* begin Listed entries *

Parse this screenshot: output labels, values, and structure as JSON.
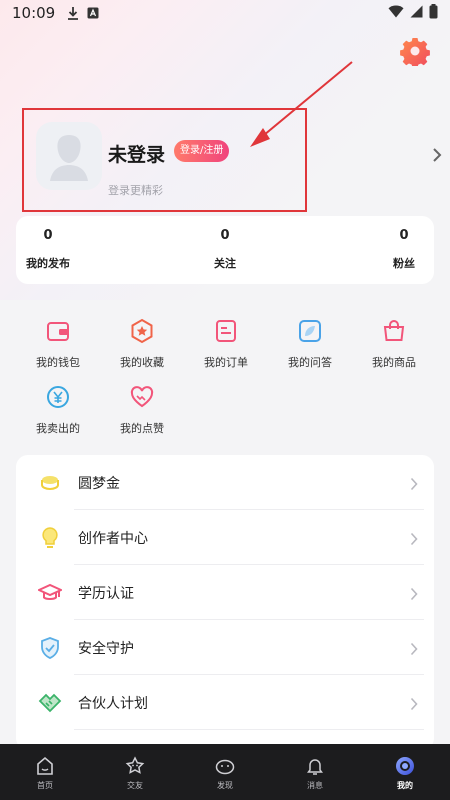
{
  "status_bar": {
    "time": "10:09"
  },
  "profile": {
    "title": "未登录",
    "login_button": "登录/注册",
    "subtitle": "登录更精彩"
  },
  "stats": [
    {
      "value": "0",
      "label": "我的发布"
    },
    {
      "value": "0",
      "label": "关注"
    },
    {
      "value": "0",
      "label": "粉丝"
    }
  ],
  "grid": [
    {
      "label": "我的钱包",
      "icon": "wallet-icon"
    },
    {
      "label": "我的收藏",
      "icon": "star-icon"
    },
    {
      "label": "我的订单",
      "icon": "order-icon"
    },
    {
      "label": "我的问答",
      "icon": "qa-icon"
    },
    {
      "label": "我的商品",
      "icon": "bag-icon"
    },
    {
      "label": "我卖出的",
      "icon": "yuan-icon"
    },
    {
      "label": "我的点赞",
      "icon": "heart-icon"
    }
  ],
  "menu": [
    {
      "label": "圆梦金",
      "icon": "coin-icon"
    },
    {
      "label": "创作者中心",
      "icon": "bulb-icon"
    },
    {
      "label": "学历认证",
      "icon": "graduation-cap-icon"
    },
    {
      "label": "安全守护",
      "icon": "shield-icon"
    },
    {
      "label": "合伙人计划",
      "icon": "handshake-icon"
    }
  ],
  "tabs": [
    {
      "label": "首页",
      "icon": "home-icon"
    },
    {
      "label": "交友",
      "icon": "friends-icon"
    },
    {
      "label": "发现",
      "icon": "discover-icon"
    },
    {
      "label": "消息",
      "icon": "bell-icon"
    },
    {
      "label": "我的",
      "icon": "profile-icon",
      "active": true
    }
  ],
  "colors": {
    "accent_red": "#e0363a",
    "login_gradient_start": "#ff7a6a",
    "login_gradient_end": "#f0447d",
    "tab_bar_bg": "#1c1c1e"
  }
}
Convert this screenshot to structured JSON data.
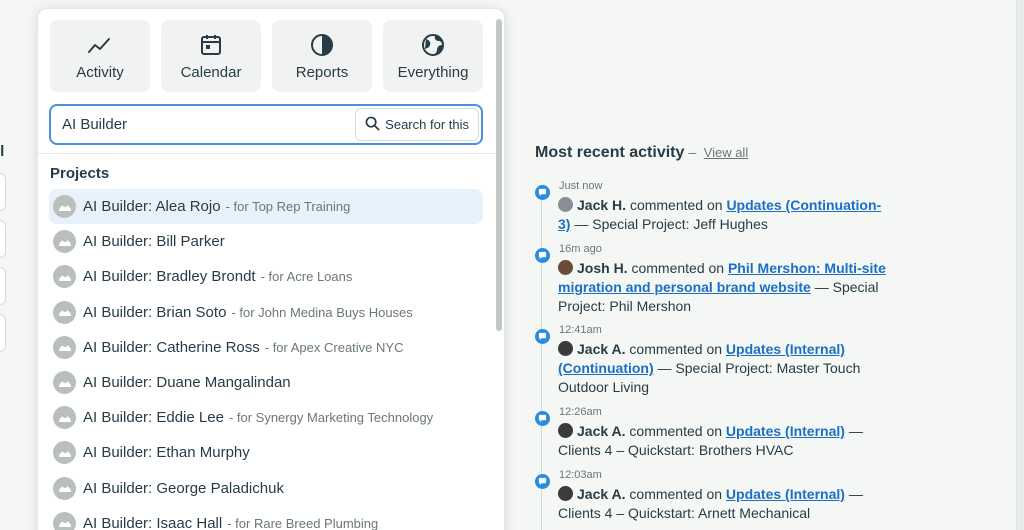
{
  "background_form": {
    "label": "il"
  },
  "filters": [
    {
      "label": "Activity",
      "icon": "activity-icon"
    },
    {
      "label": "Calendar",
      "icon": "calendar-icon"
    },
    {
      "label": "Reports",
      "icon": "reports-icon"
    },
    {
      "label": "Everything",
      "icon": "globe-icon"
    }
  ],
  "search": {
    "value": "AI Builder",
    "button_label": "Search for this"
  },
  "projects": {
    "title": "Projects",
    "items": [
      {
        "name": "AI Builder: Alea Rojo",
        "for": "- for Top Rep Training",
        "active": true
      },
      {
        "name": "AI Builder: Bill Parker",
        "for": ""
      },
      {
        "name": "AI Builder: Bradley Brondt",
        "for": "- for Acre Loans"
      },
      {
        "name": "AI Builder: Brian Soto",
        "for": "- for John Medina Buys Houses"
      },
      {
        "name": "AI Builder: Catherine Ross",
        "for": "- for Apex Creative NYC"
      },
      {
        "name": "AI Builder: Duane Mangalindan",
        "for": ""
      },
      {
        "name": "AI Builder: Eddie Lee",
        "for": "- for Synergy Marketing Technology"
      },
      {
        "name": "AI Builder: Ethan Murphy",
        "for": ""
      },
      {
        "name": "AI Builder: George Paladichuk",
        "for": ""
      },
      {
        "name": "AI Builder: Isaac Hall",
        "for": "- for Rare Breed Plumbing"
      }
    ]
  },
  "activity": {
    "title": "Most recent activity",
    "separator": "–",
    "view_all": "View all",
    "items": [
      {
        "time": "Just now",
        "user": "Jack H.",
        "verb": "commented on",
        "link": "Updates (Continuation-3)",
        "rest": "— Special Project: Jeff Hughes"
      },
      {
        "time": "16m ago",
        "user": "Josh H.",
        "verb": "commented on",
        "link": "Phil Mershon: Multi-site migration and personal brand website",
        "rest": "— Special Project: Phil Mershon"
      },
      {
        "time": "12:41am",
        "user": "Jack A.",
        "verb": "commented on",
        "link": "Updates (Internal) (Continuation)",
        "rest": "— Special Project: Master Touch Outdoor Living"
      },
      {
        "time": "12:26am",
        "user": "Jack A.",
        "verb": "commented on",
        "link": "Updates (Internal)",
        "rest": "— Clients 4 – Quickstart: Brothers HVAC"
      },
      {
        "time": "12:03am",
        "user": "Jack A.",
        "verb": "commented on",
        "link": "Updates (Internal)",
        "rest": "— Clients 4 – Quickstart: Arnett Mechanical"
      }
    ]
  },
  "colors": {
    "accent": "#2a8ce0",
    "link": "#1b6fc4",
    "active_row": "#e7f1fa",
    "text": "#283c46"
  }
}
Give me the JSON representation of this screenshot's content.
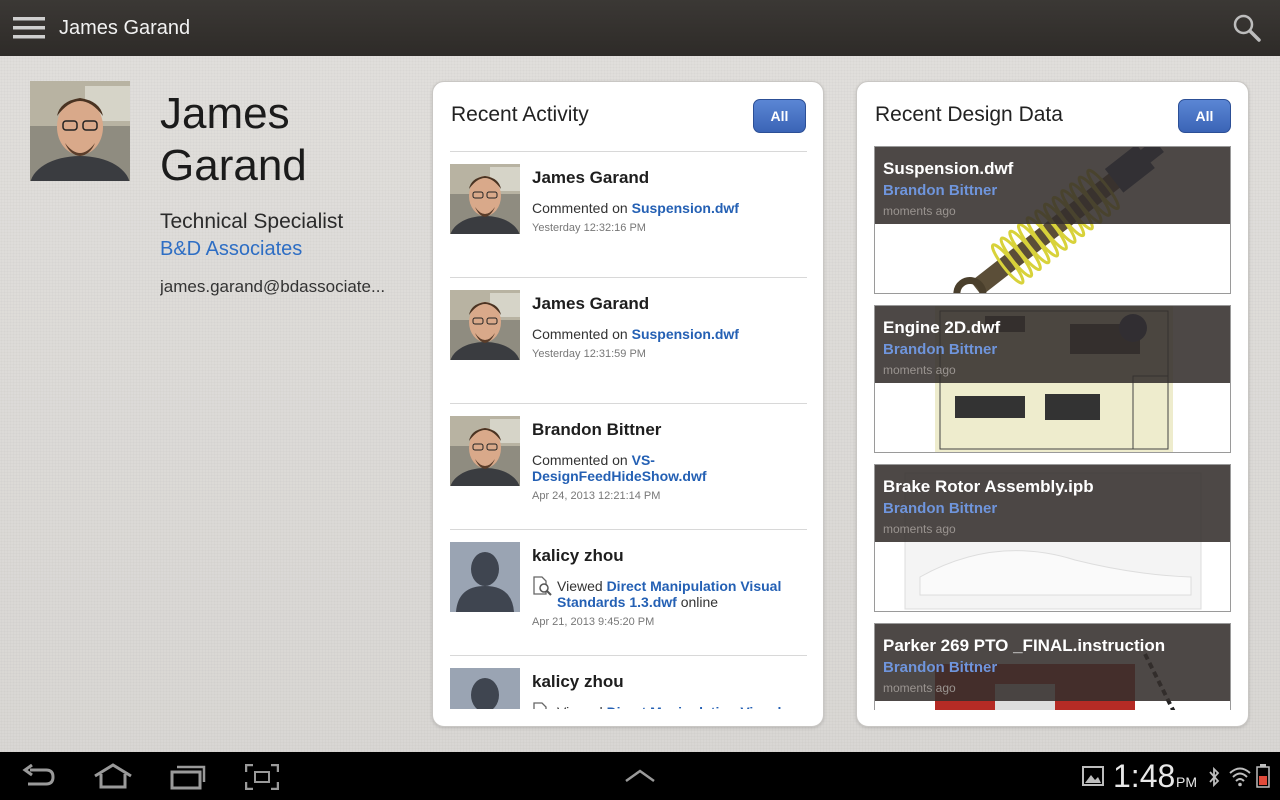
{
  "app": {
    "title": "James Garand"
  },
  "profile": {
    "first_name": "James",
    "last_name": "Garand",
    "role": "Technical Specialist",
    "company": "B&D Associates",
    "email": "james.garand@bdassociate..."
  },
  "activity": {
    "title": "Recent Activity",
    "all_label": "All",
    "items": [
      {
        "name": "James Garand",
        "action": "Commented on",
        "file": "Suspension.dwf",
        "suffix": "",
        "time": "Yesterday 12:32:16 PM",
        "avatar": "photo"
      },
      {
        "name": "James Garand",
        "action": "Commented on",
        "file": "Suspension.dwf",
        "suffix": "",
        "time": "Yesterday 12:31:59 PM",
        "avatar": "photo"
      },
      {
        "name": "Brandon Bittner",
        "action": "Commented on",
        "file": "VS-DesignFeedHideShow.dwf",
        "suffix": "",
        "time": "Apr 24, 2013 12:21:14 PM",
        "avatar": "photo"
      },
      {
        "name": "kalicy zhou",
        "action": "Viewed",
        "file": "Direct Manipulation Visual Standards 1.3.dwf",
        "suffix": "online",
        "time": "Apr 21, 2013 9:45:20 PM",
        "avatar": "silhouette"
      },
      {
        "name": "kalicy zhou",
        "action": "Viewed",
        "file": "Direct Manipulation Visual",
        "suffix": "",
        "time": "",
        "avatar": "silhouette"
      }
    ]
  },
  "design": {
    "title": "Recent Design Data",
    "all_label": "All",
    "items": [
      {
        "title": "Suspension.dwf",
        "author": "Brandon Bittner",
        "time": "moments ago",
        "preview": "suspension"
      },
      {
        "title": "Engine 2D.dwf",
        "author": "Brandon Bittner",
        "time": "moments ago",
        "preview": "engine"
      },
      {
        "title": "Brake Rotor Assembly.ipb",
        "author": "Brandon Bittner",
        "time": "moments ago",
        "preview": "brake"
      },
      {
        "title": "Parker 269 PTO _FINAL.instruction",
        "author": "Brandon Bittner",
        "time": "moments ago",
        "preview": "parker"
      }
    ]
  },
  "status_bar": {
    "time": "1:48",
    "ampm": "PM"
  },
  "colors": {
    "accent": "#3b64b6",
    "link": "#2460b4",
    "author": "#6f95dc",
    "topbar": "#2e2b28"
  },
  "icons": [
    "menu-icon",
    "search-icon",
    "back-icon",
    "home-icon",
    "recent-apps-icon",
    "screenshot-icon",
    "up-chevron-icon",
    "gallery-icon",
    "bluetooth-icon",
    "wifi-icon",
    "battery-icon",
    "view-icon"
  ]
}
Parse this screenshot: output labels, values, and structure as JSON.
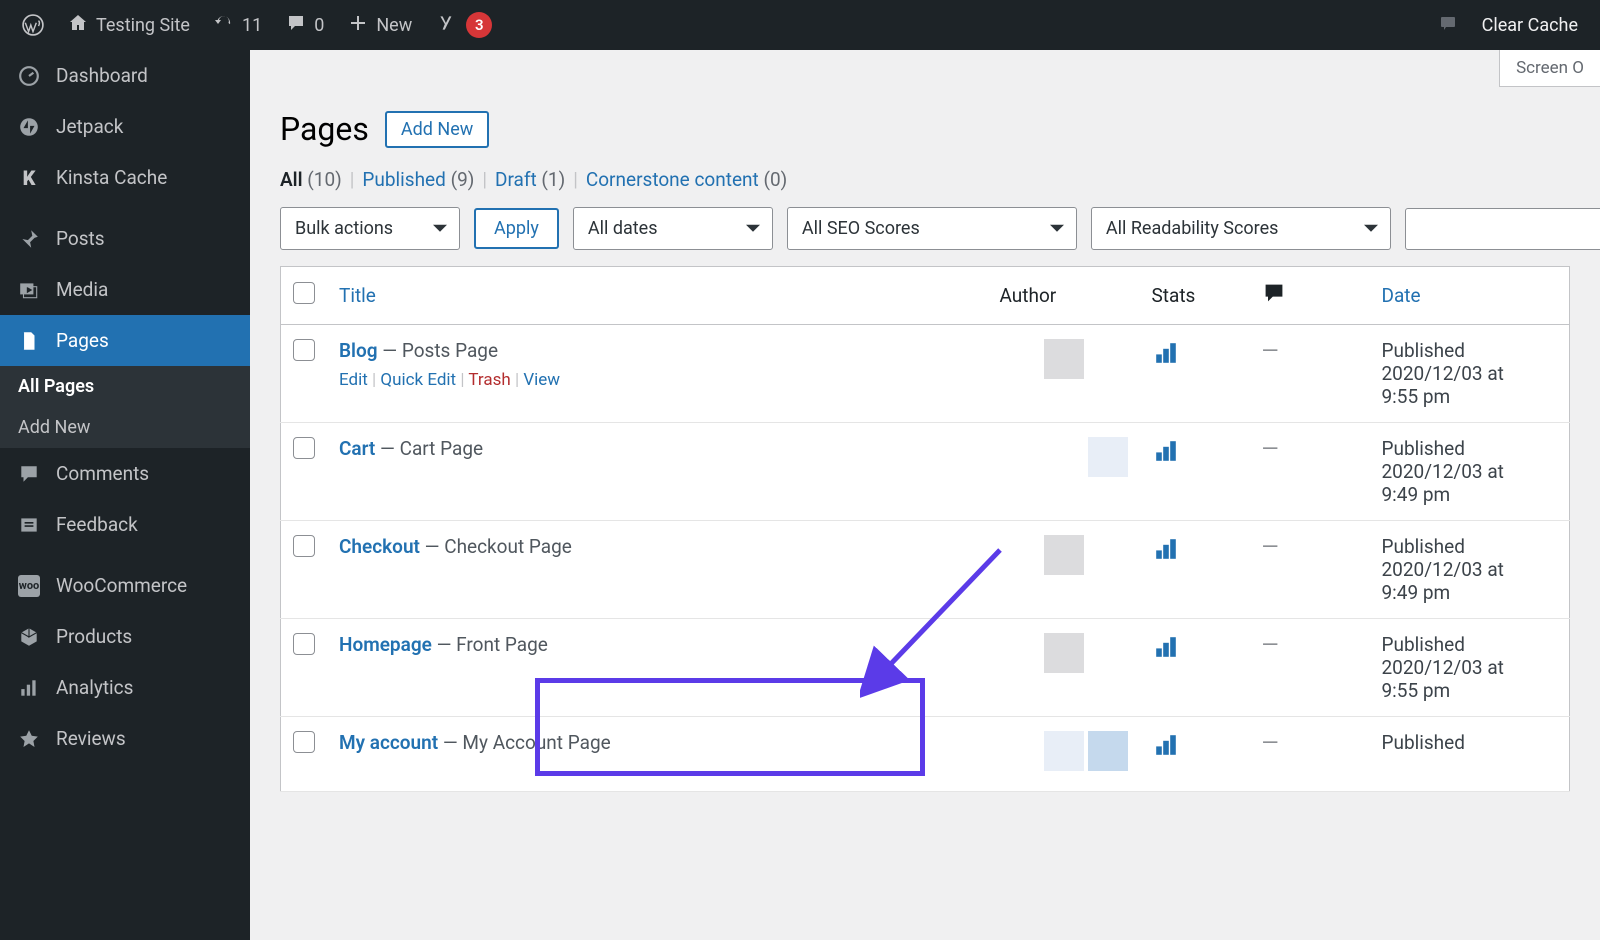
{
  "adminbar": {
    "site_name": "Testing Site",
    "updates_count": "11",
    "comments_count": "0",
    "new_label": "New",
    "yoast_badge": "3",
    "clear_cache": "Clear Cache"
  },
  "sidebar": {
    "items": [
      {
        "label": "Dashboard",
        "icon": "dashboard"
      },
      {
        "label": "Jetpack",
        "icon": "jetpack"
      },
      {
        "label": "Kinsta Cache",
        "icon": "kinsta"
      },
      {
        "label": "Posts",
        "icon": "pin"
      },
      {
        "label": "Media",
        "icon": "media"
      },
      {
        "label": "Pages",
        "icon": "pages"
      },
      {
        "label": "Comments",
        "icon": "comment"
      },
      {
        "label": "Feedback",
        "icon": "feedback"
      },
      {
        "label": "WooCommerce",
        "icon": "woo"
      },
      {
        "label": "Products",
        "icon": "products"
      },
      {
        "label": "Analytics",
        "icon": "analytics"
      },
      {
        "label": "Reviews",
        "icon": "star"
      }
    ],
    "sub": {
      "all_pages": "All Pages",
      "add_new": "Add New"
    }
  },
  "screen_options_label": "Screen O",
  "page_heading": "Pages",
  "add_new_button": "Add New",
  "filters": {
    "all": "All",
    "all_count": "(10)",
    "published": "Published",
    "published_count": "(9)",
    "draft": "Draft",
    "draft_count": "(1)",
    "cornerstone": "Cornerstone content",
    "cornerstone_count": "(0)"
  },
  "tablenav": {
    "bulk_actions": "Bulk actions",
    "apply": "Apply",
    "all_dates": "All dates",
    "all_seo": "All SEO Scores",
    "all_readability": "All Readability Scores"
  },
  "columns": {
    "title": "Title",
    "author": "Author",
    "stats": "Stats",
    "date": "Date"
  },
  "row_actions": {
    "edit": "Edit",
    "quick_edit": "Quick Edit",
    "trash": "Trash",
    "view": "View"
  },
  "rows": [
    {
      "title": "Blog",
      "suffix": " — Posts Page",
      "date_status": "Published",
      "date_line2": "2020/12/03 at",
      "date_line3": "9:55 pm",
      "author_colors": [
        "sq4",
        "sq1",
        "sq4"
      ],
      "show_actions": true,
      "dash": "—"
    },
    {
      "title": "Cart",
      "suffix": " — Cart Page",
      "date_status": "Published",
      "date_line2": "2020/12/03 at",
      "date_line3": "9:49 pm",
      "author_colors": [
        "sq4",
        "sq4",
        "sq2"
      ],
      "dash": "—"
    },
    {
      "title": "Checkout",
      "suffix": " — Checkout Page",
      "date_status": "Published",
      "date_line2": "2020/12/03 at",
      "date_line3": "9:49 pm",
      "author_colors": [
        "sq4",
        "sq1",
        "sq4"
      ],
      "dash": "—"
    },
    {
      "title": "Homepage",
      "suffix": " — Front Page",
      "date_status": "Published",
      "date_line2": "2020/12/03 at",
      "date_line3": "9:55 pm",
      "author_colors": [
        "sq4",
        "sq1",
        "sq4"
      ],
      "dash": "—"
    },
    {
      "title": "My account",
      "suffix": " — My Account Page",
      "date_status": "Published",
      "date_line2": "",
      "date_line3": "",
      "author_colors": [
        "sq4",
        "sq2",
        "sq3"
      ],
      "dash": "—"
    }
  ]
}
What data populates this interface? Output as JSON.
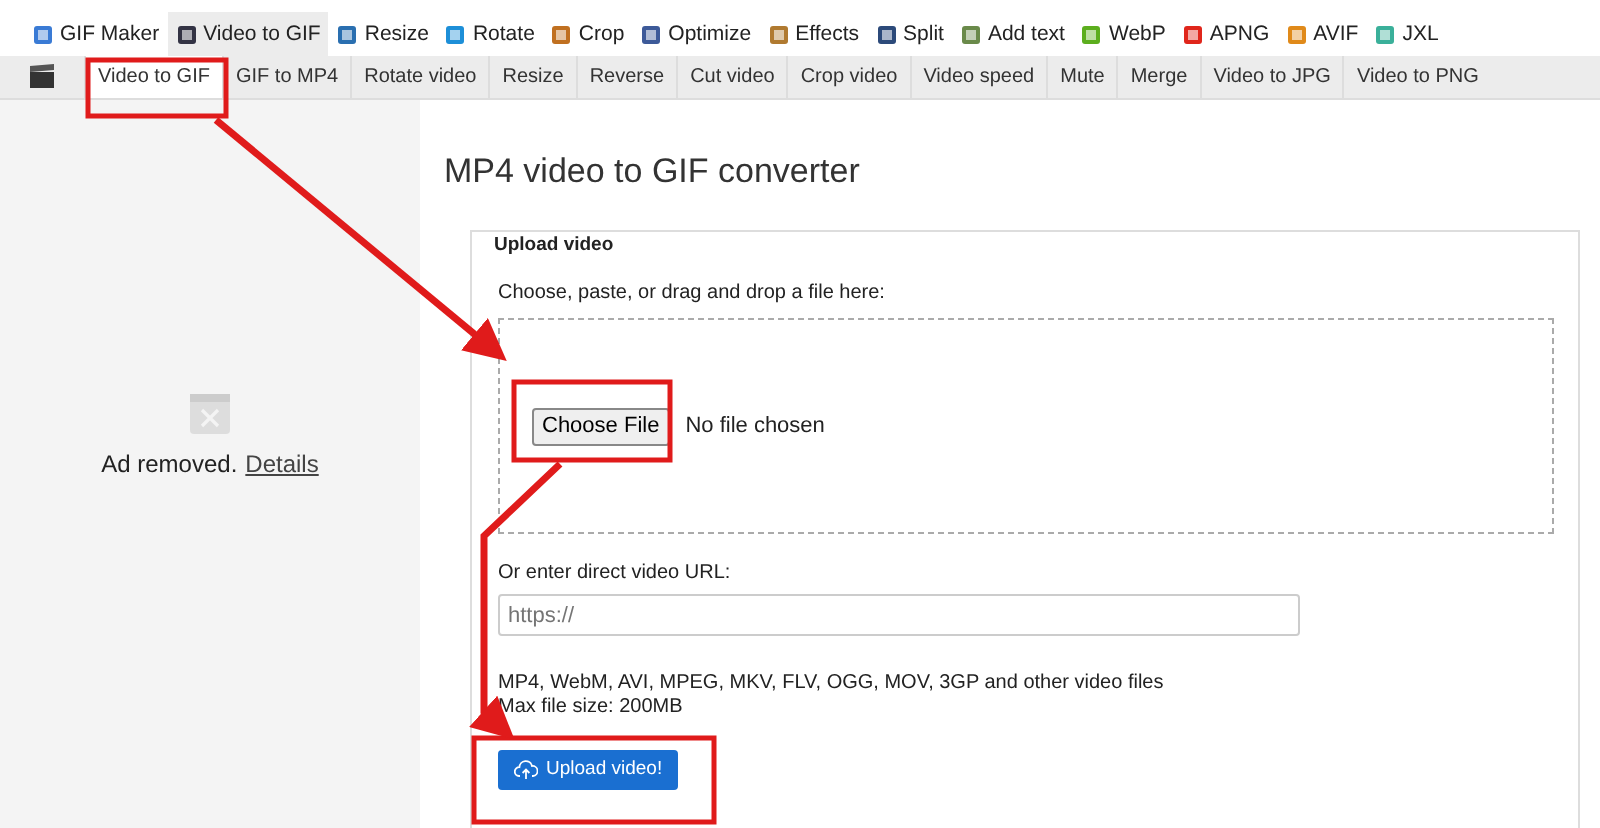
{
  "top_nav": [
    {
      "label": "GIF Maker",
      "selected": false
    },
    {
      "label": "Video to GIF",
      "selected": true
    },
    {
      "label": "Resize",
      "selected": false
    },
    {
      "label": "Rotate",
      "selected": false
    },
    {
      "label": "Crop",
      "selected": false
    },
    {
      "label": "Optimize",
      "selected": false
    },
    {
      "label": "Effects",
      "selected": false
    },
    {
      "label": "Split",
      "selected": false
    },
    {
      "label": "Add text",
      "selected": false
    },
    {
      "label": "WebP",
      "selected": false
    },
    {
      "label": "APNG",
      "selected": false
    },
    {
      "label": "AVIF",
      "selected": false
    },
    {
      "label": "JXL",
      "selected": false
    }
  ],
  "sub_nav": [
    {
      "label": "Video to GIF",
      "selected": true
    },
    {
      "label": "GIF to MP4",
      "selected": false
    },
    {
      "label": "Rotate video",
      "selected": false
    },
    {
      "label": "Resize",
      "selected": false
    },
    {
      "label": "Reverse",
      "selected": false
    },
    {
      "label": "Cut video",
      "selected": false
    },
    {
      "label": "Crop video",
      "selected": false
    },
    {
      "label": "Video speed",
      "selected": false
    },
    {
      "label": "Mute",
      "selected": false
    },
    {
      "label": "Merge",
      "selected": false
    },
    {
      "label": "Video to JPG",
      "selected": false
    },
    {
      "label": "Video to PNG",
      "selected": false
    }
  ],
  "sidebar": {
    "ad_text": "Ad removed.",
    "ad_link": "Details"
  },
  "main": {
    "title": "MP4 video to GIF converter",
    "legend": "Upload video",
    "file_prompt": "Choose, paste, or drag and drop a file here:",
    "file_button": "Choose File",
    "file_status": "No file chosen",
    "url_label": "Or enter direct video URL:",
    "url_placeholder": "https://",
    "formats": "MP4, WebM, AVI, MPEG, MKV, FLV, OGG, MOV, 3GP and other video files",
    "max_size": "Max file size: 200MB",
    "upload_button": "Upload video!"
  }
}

* end Listed entries *

Objective:
The records are above. How many lines in them contain the word "Cache"? Give the number alone.

Result of the exercise:
2